Raw records:
==========

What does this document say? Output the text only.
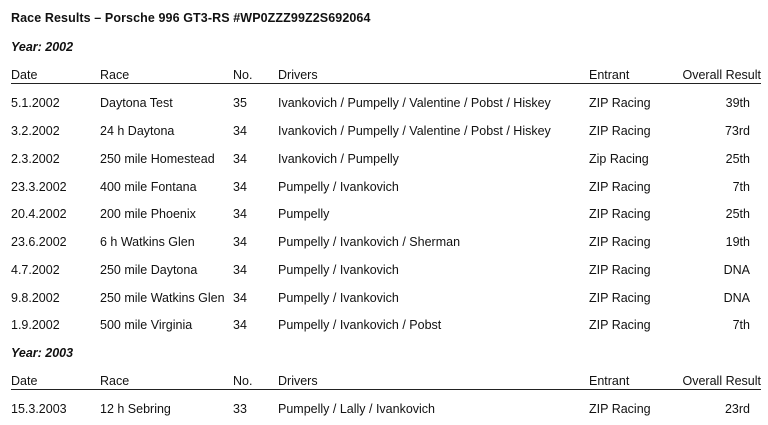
Race Results – Porsche 996 GT3-RS #WP0ZZZ99Z2S692064
Year: 2002
Date	Race	No. Drivers	Entrant	Overall Result
5.1.2002	Daytona Test	35 Ivankovich / Pumpelly / Valentine / Pobst / Hiskey	ZIP Racing	39th
3.2.2002	24 h Daytona	34 Ivankovich / Pumpelly / Valentine / Pobst / Hiskey	ZIP Racing	73rd
2.3.2002	250 mile Homestead 34 Ivankovich / Pumpelly	Zip Racing	25th
23.3.2002	400 mile Fontana	34 Pumpelly / Ivankovich	ZIP Racing	7th
20.4.2002	200 mile Phoenix	34 Pumpelly	ZIP Racing	25th
23.6.2002	6 h Watkins Glen	34 Pumpelly / Ivankovich / Sherman	ZIP Racing	19th
4.7.2002	250 mile Daytona	34 Pumpelly / Ivankovich	ZIP Racing	DNA
9.8.2002	250 mile Watkins Glen 34 Pumpelly / Ivankovich	ZIP Racing	DNA
1.9.2002	500 mile Virginia	34 Pumpelly / Ivankovich / Pobst	ZIP Racing	7th
Year: 2003
Date	Race	No. Drivers	Entrant	Overall Result
15.3.2003	12 h Sebring	33 Pumpelly / Lally / Ivankovich	ZIP Racing	23rd
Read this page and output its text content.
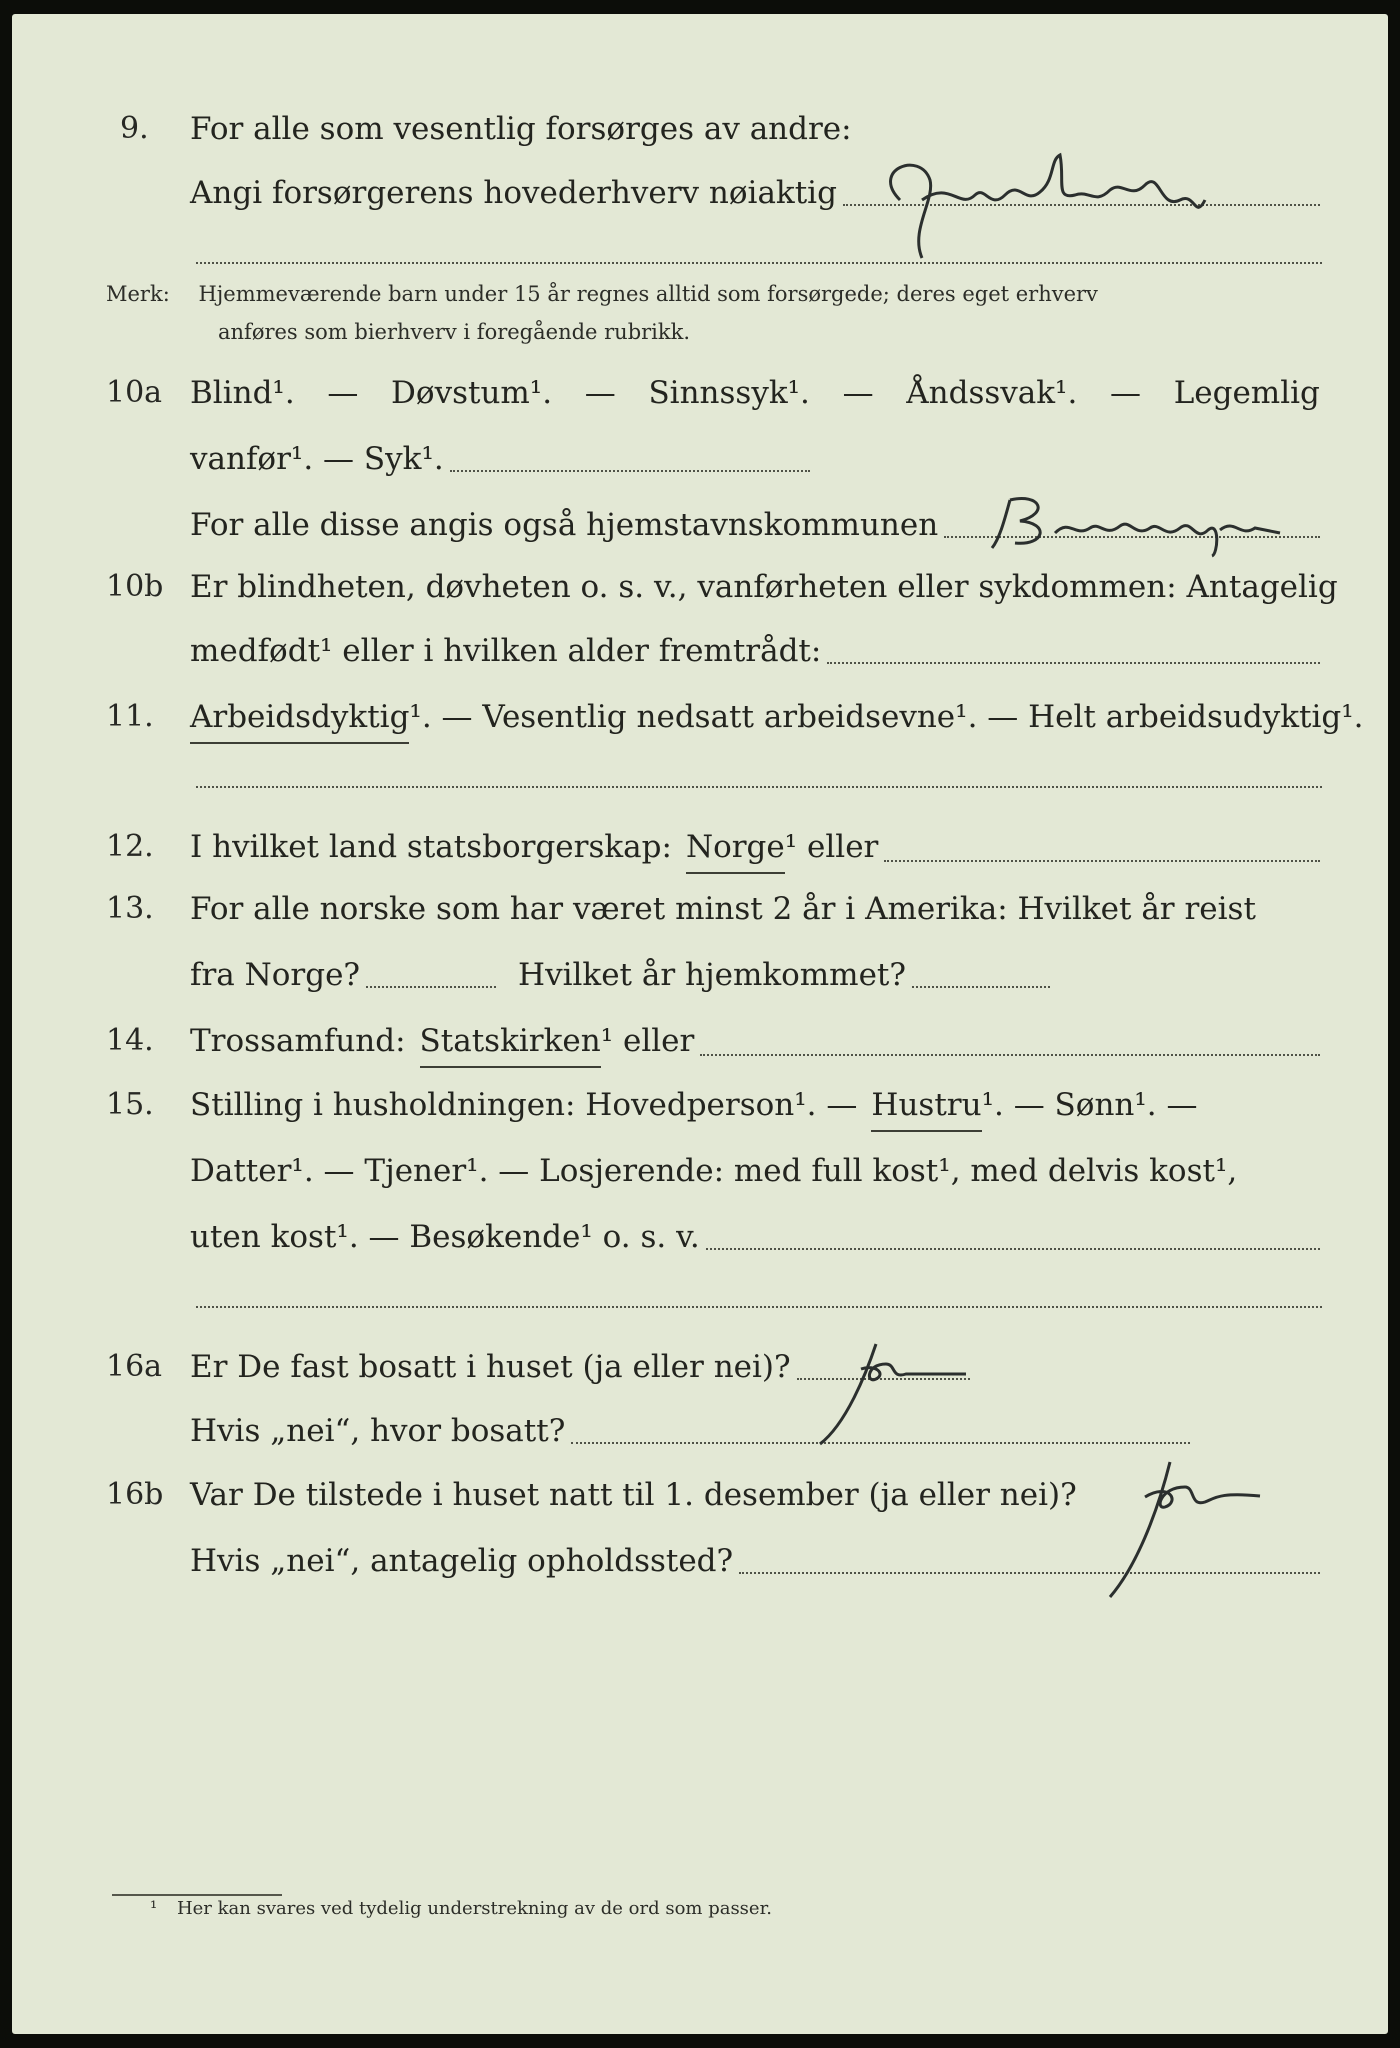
9. For alle som vesentlig forsørges av andre:
Angi forsørgerens hovederhverv nøiaktig
Merk: Hjemmeværende barn under 15 år regnes alltid som forsørgede; deres eget erhverv
anføres som bierhverv i foregående rubrikk.
10a Blind¹. — Døvstum¹. — Sinnssyk¹. — Åndssvak¹. — Legemlig
vanfør¹. — Syk¹.
For alle disse angis også hjemstavnskommunen
10b Er blindheten, døvheten o. s. v., vanførheten eller sykdommen: Antagelig
medfødt¹ eller i hvilken alder fremtrådt:
11. Arbeidsdyktig ¹. — Vesentlig nedsatt arbeidsevne¹. — Helt arbeidsudyktig¹.
12. I hvilket land statsborgerskap: Norge ¹ eller
13. For alle norske som har været minst 2 år i Amerika: Hvilket år reist
fra Norge?	Hvilket år hjemkommet?
14. Trossamfund: Statskirken ¹ eller
15. Stilling i husholdningen: Hovedperson¹. — Hustru ¹. — Sønn¹. —
Datter¹. — Tjener¹. — Losjerende: med full kost¹, med delvis kost¹,
uten kost¹. — Besøkende¹ o. s. v.
16a Er De fast bosatt i huset (ja eller nei)?
Hvis „nei“, hvor bosatt?
16b Var De tilstede i huset natt til 1. desember (ja eller nei)?
Hvis „nei“, antagelig opholdssted?
¹ Her kan svares ved tydelig understrekning av de ord som passer.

==========

Written problem:
Print all of the entries word for word. Skip any images they contain.

Output for this exercise:
What does this document say? Output the text only.
Race Results – Porsche 996 GT3-RS #WP0ZZZ99Z2S692064
Year: 2002
Date	Race	No. Drivers	Entrant	Overall Result
5.1.2002	Daytona Test	35 Ivankovich / Pumpelly / Valentine / Pobst / Hiskey	ZIP Racing	39th
3.2.2002	24 h Daytona	34 Ivankovich / Pumpelly / Valentine / Pobst / Hiskey	ZIP Racing	73rd
2.3.2002	250 mile Homestead 34 Ivankovich / Pumpelly	Zip Racing	25th
23.3.2002	400 mile Fontana	34 Pumpelly / Ivankovich	ZIP Racing	7th
20.4.2002	200 mile Phoenix	34 Pumpelly	ZIP Racing	25th
23.6.2002	6 h Watkins Glen	34 Pumpelly / Ivankovich / Sherman	ZIP Racing	19th
4.7.2002	250 mile Daytona	34 Pumpelly / Ivankovich	ZIP Racing	DNA
9.8.2002	250 mile Watkins Glen 34 Pumpelly / Ivankovich	ZIP Racing	DNA
1.9.2002	500 mile Virginia	34 Pumpelly / Ivankovich / Pobst	ZIP Racing	7th
Year: 2003
Date	Race	No. Drivers	Entrant	Overall Result
15.3.2003	12 h Sebring	33 Pumpelly / Lally / Ivankovich	ZIP Racing	23rd
Read this page and output its text content.
9. For alle som vesentlig forsørges av andre:
Angi forsørgerens hovederhverv nøiaktig
Merk: Hjemmeværende barn under 15 år regnes alltid som forsørgede; deres eget erhverv
anføres som bierhverv i foregående rubrikk.
10a Blind¹. — Døvstum¹. — Sinnssyk¹. — Åndssvak¹. — Legemlig
vanfør¹. — Syk¹.
For alle disse angis også hjemstavnskommunen
10b Er blindheten, døvheten o. s. v., vanførheten eller sykdommen: Antagelig
medfødt¹ eller i hvilken alder fremtrådt:
11. Arbeidsdyktig ¹. — Vesentlig nedsatt arbeidsevne¹. — Helt arbeidsudyktig¹.
12. I hvilket land statsborgerskap: Norge ¹ eller
13. For alle norske som har været minst 2 år i Amerika: Hvilket år reist
fra Norge?	Hvilket år hjemkommet?
14. Trossamfund: Statskirken ¹ eller
15. Stilling i husholdningen: Hovedperson¹. — Hustru ¹. — Sønn¹. —
Datter¹. — Tjener¹. — Losjerende: med full kost¹, med delvis kost¹,
uten kost¹. — Besøkende¹ o. s. v.
16a Er De fast bosatt i huset (ja eller nei)?
Hvis „nei“, hvor bosatt?
16b Var De tilstede i huset natt til 1. desember (ja eller nei)?
Hvis „nei“, antagelig opholdssted?
¹ Her kan svares ved tydelig understrekning av de ord som passer.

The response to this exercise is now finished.